── Records for this exercise ──

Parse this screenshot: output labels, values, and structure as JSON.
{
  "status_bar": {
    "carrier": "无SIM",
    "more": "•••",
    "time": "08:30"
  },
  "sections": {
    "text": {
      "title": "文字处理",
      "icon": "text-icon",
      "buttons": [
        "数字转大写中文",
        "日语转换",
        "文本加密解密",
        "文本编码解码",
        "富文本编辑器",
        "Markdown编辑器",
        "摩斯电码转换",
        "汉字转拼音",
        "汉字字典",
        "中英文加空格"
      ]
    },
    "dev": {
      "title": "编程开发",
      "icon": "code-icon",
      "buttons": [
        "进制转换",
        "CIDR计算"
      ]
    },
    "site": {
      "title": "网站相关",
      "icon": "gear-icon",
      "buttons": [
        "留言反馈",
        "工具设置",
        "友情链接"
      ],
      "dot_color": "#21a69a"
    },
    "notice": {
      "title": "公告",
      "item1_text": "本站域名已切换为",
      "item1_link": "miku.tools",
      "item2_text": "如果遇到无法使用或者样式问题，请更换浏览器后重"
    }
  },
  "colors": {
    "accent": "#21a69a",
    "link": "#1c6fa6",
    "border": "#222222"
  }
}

───

Task description:
For each line in the data above that contains the string "title", extract the line.

Exercise solution:
      "title": "文字处理",
      "title": "编程开发",
      "title": "网站相关",
      "title": "公告",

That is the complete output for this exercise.